◆ Trecho do texto
....................
As elites urbanizadas sempre mantiveram o olho aberto sobre a “soldadesca”, nos estratos inferiores dos corpos regulares, os “amocambados”, os “negros fugidos”, os índios vadios”, que poderiam acabar se estimulando a entrar naquele jogo de golpes e contragolpes que eram dados a partir de quartéis, casas de comércio e palácios.

Essa marginália humana havia aprendido, depois de ter servido de bucha de canhão nas sucessivas revoltas que irromperam e foram sufocadas, que seus líderes (alguns dos quais continuavam a ser senhores de escravos e de terras, ou mesmo comerciantes) as abandonavam, recuavam ou ficavam indecisos nos momentos decisivos dos embates. Uma das maiores lições foi a de outubro de 1823, quando o movimento armado esteve próximo de eliminar a estrutura de poder remanescente do domínio português, mas recuou.

Nesse episódio, a atuação do maior de todos os personagens desse ciclo, o cônego Batista Campos, foi ambígua. Ele confiou demais na junta governativa, dominada pelos reinóis, entregando-lhe um memorial de reivindicações. As assinaturas no memorial serviram de guia para o remanejamento dos militares rebeldes. Durante os sangrentos eventos de 16 de outubro, Batista Campos não saiu da sua casa (o que não o impediu de ser preso e deportado).

O cônego, sentindo-se sem condições de conter os mais exaltados, foi um dos que pediu a intervenção do mercenário inglês John Grenfell, mandado do Rio de Janeiro (com um único navio, que manobrou para criar a ilusão de que atrás vinha uma esquadra) com a missão de conseguir a declaração de adesão, para salvar os ameaçados comerciantes portugueses.
....................
◆ O que se pede
1 - Reproduza a parte do texto sobre as revoltas de 1823 que começa nas palavras "Nesse episódio, a" e para logo depois de "ameaçados comerciantes portugueses.".
2 - Dê continuidade ao texto sobre as revoltas de 1823, começando logo após a última frase apresentada.

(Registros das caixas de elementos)
....................
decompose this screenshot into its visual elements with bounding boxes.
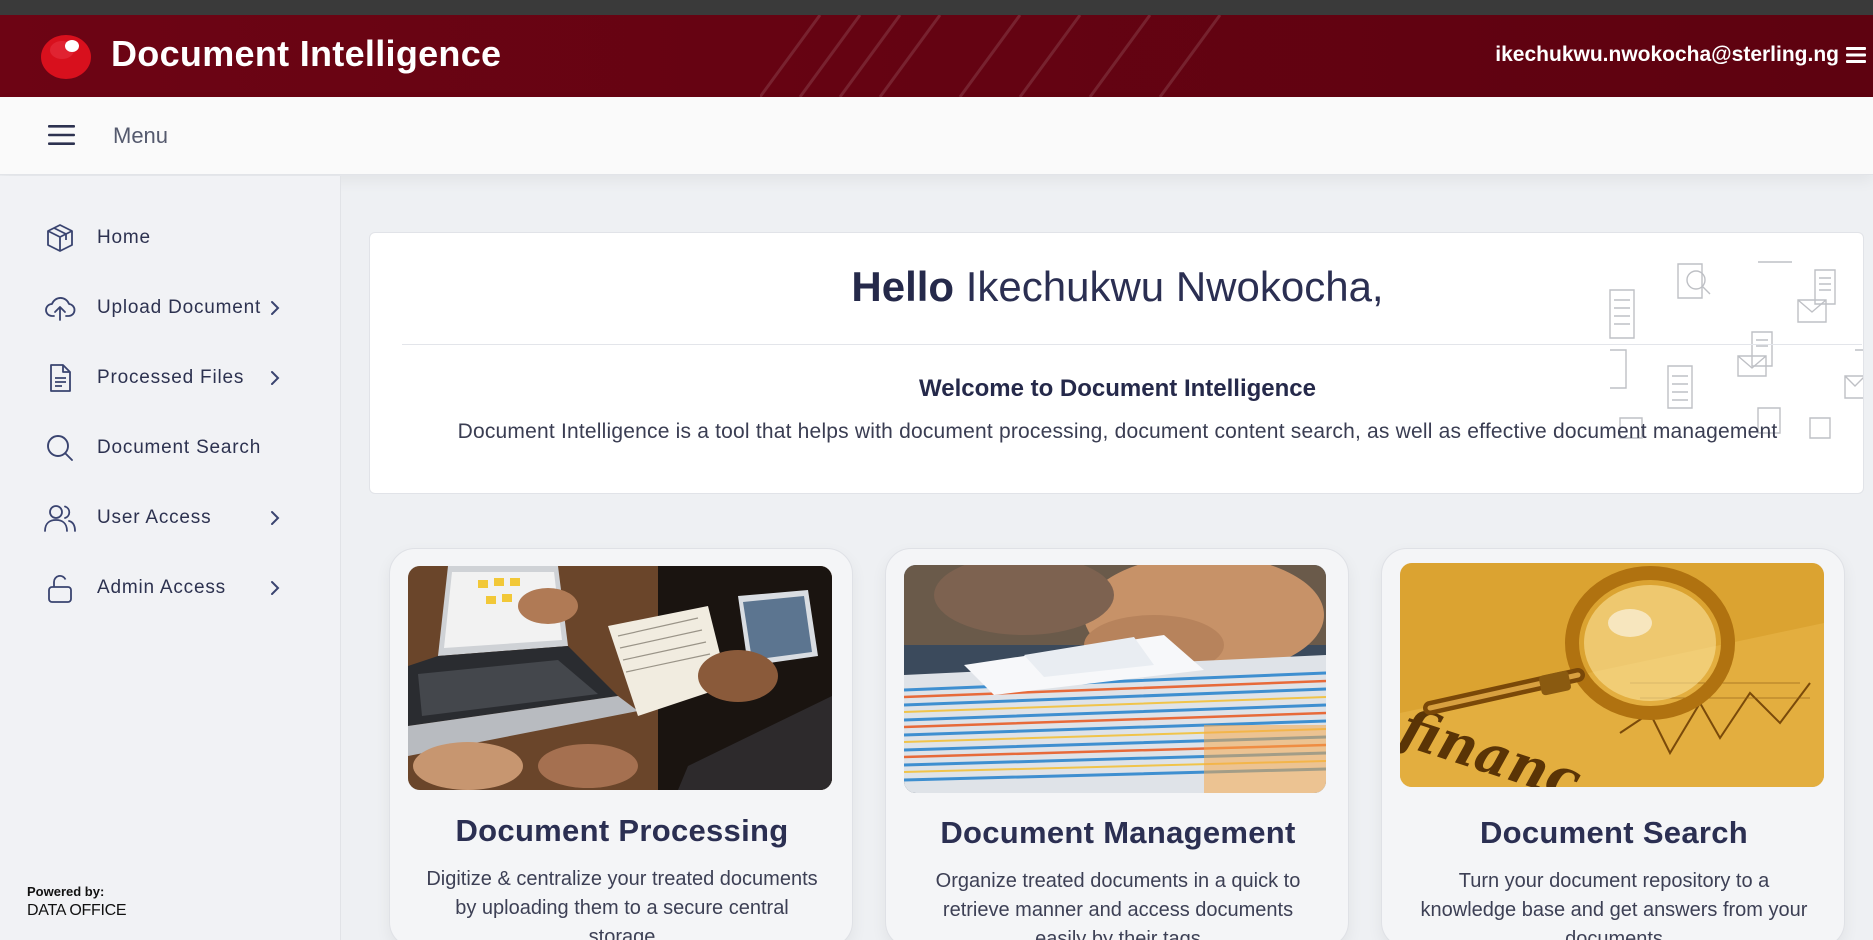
feature-image-laptop-notebook [408,566,832,790]
hamburger-menu-icon[interactable] [48,124,75,146]
sidebar-item-upload-document[interactable]: Upload Document [0,283,341,333]
chevron-right-icon [271,301,280,315]
menu-bar: Menu [0,97,1873,175]
card-divider [402,344,1862,345]
sidebar: Home Upload Document Processed Files Doc… [0,176,341,940]
feature-card-document-processing[interactable]: Document Processing Digitize & centraliz… [389,548,853,940]
users-icon [44,505,76,532]
sidebar-item-home[interactable]: Home [0,213,341,263]
unlock-icon [48,575,72,603]
feature-card-document-search[interactable]: financ Document Search Turn your documen… [1381,548,1845,940]
user-email[interactable]: ikechukwu.nwokocha@sterling.ng [1495,43,1839,67]
feature-image-magnifier-financial: financ [1400,563,1824,787]
file-text-icon [50,364,71,392]
sidebar-item-admin-access[interactable]: Admin Access [0,563,341,613]
user-menu-icon[interactable] [1845,45,1867,65]
feature-description: Digitize & centralize your treated docum… [426,868,818,940]
sidebar-item-label: User Access [97,507,212,528]
feature-title: Document Search [1479,815,1749,850]
menu-label[interactable]: Menu [113,123,168,149]
browser-chrome-strip [0,0,1873,15]
header-pattern [760,15,1222,97]
sidebar-item-label: Upload Document [97,297,262,318]
feature-title: Document Processing [455,813,789,848]
welcome-description: Document Intelligence is a tool that hel… [457,420,1778,443]
sidebar-item-label: Home [97,227,151,248]
sidebar-item-label: Document Search [97,437,262,458]
powered-by-org: DATA OFFICE [27,902,127,919]
chevron-right-icon [271,371,280,385]
app-title: Document Intelligence [111,33,502,74]
welcome-card: Hello Ikechukwu Nwokocha, Welcome to Doc… [369,232,1864,494]
cloud-upload-icon [45,297,76,321]
sidebar-item-label: Admin Access [97,577,226,598]
sidebar-item-user-access[interactable]: User Access [0,493,341,543]
greeting-heading: Hello Ikechukwu Nwokocha, [370,263,1863,311]
chevron-right-icon [271,581,280,595]
greeting-user-name: Ikechukwu Nwokocha, [965,263,1384,310]
top-header: Document Intelligence ikechukwu.nwokocha… [0,15,1873,97]
sidebar-item-label: Processed Files [97,367,245,388]
feature-card-document-management[interactable]: Document Management Organize treated doc… [885,548,1349,940]
feature-title: Document Management [940,815,1296,850]
sidebar-item-processed-files[interactable]: Processed Files [0,353,341,403]
feature-image-document-stack [904,565,1326,793]
search-icon [47,435,73,461]
greeting-word: Hello [851,263,955,310]
feature-description: Organize treated documents in a quick to… [935,870,1301,940]
box-icon [47,224,73,252]
app-logo[interactable] [40,32,92,80]
sidebar-item-document-search[interactable]: Document Search [0,423,341,473]
feature-description: Turn your document repository to a knowl… [1420,870,1808,940]
welcome-title: Welcome to Document Intelligence [919,375,1316,402]
powered-by-label: Powered by: [27,884,105,899]
chevron-right-icon [271,511,280,525]
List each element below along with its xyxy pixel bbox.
....................
◆ Resultados esperados
1 -
Nesse episódio, a atuação do maior de todos os personagens desse ciclo, o cônego Batista Campos, foi ambígua. Ele confiou demais na junta governativa, dominada pelos reinóis, entregando-lhe um memorial de reivindicações. As assinaturas no memorial serviram de guia para o remanejamento dos militares rebeldes. Durante os sangrentos eventos de 16 de outubro, Batista Campos não saiu da sua casa (o que não o impediu de ser preso e deportado).

O cônego, sentindo-se sem condições de conter os mais exaltados, foi um dos que pediu a intervenção do mercenário inglês John Grenfell, mandado do Rio de Janeiro (com um único navio, que manobrou para criar a ilusão de que atrás vinha uma esquadra) com a missão de conseguir a declaração de adesão, para salvar os ameaçados comerciantes portugueses.

2 -
Grenfell levaria a repressão ao ápice do barbarismo ao prender e causar a morte, por sufocamento, 252 dos 256 dos rebeldes jogados no porão do brigue Palhaço, depois de ter executado sumariamente cinco soldados e só não matado Batista Campos, amarrado à boca de um canhão, pela interferência de terceiros e pelo receio de que esse ato reacendesse a revolta.

Félix Clemente Malcher, que viria a ser o primeiro presidente cabano, na condição de membro da junta governativa, endossou a versão oficial de que o massacre do brigue Palhaço fora provocada pelos próprios presos, ao se atacar mutuamente.

Se Batista Campos mudou sua estratégia a partir daí (até morrer, num prosaico incidente, às vésperas da Cabanagem), é uma questão. Mas os que queriam se libertar do jugo feroz tiraram suas conclusões. Quando isso aconteceu, o sangue que escorreu guardou proporção com o volume das drenagens de água típicos da região amazônica, na aberta luta “dos que não têm contra os que têm”, conforme o historiador Heinrich Handelmann viu a cabanagem do seu gabinete de estudos na Alemanha.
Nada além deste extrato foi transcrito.